Give the count of lines that hold the word "color" in this listing, with nothing added.

■ ■ ■ ■

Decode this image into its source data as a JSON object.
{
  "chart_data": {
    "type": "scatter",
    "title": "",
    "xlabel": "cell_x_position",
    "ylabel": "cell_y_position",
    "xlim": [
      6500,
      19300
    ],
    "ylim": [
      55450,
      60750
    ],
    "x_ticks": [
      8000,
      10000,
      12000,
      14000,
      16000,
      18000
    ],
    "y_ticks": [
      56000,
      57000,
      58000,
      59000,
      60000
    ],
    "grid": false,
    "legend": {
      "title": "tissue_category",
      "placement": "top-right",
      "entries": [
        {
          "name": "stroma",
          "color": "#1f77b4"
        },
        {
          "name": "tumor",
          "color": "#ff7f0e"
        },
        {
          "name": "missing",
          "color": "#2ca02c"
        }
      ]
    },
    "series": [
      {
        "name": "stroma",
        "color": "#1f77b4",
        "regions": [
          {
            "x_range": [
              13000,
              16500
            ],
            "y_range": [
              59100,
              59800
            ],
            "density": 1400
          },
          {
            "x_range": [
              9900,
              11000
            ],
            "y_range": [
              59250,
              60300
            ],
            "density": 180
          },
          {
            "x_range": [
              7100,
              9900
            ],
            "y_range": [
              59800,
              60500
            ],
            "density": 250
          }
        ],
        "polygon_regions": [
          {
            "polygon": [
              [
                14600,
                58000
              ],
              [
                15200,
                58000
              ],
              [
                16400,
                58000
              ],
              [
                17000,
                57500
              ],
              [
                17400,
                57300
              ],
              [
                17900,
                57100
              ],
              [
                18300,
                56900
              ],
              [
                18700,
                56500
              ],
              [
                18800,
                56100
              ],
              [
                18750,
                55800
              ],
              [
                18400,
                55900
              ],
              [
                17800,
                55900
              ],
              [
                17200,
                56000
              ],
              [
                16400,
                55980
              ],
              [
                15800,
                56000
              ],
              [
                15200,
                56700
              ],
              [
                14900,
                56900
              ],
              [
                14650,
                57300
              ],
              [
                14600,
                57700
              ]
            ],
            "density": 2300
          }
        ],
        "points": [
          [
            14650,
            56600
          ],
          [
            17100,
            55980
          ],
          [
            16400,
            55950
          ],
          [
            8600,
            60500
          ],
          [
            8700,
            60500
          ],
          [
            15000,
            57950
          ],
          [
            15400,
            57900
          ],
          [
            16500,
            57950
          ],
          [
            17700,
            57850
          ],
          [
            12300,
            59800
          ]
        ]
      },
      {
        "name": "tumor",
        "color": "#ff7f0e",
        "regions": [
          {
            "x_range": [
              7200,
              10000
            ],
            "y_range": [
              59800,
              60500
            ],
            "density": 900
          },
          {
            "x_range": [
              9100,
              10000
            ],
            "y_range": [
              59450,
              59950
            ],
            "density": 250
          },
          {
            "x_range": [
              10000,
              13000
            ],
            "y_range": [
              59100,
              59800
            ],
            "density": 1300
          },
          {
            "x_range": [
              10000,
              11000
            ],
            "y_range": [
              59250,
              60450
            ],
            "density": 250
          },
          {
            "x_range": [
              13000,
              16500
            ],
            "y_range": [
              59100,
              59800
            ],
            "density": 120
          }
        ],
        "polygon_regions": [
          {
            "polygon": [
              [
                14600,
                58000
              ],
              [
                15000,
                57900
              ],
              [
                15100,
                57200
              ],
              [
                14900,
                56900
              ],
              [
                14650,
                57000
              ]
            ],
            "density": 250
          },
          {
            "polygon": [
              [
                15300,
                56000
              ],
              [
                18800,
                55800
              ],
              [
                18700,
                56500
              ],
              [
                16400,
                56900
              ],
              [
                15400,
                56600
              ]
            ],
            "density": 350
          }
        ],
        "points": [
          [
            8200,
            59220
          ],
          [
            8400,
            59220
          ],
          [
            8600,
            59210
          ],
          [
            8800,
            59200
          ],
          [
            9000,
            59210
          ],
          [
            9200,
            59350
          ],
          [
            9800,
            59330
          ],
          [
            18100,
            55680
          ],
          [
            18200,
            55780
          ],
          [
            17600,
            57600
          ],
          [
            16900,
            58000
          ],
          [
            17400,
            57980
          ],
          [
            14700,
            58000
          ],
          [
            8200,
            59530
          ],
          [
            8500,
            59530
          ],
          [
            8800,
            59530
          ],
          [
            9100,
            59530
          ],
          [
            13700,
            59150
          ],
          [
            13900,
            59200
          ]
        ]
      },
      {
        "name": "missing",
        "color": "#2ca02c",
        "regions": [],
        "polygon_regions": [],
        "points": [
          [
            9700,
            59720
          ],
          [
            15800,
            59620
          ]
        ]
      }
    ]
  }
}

■ ■ ■ ■

• [Final answer]: 6